- [REQUIRED WORK]
Write out every line of the material as it stands, apart from the pictures.

(Items from a dataset)
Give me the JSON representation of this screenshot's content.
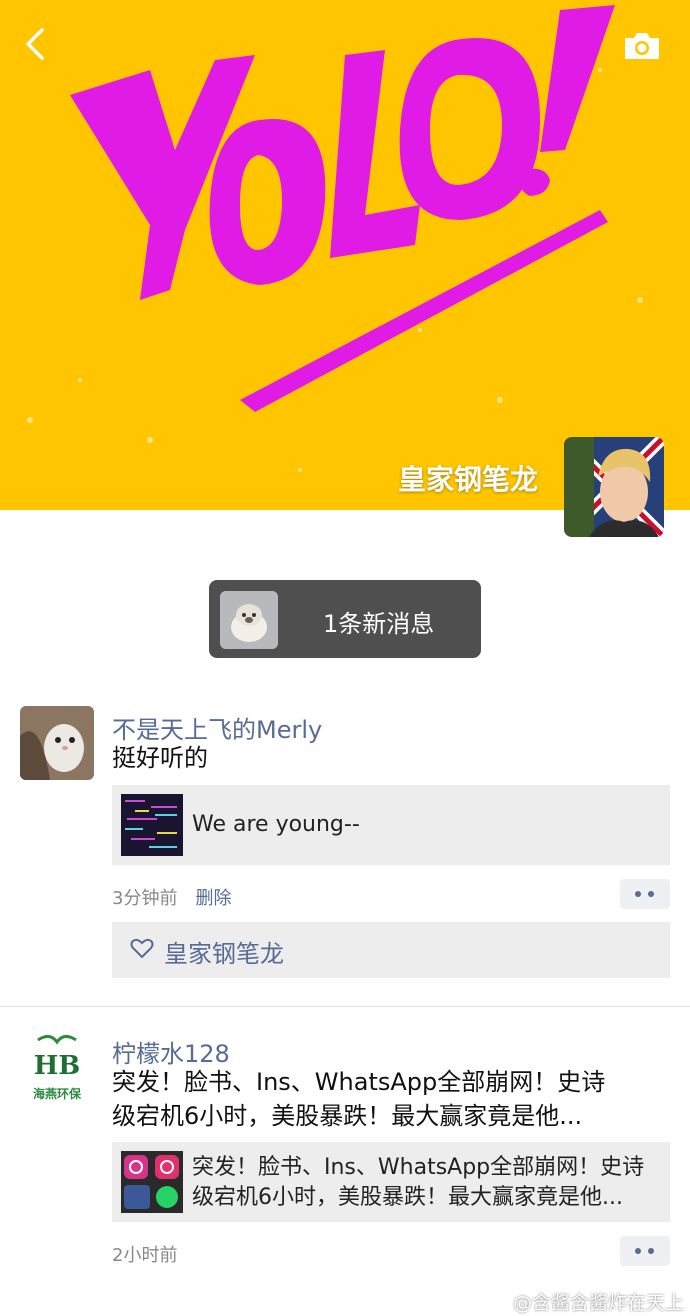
{
  "cover": {
    "artwork_text": "YOLO!",
    "owner_name": "皇家钢笔龙",
    "colors": {
      "background": "#FFC600",
      "lettering": "#E01BE5"
    }
  },
  "icons": {
    "back": "chevron-left-icon",
    "camera": "camera-icon",
    "like": "heart-icon",
    "more": "more-dots-icon"
  },
  "notification": {
    "text": "1条新消息"
  },
  "posts": [
    {
      "author": "不是天上飞的Merly",
      "text": "挺好听的",
      "link_title": "We are young--",
      "time": "3分钟前",
      "delete_label": "删除",
      "likes": [
        "皇家钢笔龙"
      ]
    },
    {
      "author": "柠檬水128",
      "text_line1": "突发！脸书、Ins、WhatsApp全部崩网！史诗",
      "text_line2": "级宕机6小时，美股暴跌！最大赢家竟是他...",
      "link_title_line1": "突发！脸书、Ins、WhatsApp全部崩网！史诗",
      "link_title_line2": "级宕机6小时，美股暴跌！最大赢家竟是他...",
      "time": "2小时前",
      "avatar_logo_text": "HB",
      "avatar_caption": "海燕环保"
    }
  ],
  "watermark": "@含酱含酱炸在天上"
}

- [OUTPUT OF THE EXERCISE]
Give me the JSON representation of this screenshot's content.
{
  "cover": {
    "artwork_text": "YOLO!",
    "owner_name": "皇家钢笔龙",
    "colors": {
      "background": "#FFC600",
      "lettering": "#E01BE5"
    }
  },
  "icons": {
    "back": "chevron-left-icon",
    "camera": "camera-icon",
    "like": "heart-icon",
    "more": "more-dots-icon"
  },
  "notification": {
    "text": "1条新消息"
  },
  "posts": [
    {
      "author": "不是天上飞的Merly",
      "text": "挺好听的",
      "link_title": "We are young--",
      "time": "3分钟前",
      "delete_label": "删除",
      "likes": [
        "皇家钢笔龙"
      ]
    },
    {
      "author": "柠檬水128",
      "text_line1": "突发！脸书、Ins、WhatsApp全部崩网！史诗",
      "text_line2": "级宕机6小时，美股暴跌！最大赢家竟是他...",
      "link_title_line1": "突发！脸书、Ins、WhatsApp全部崩网！史诗",
      "link_title_line2": "级宕机6小时，美股暴跌！最大赢家竟是他...",
      "time": "2小时前",
      "avatar_logo_text": "HB",
      "avatar_caption": "海燕环保"
    }
  ],
  "watermark": "@含酱含酱炸在天上"
}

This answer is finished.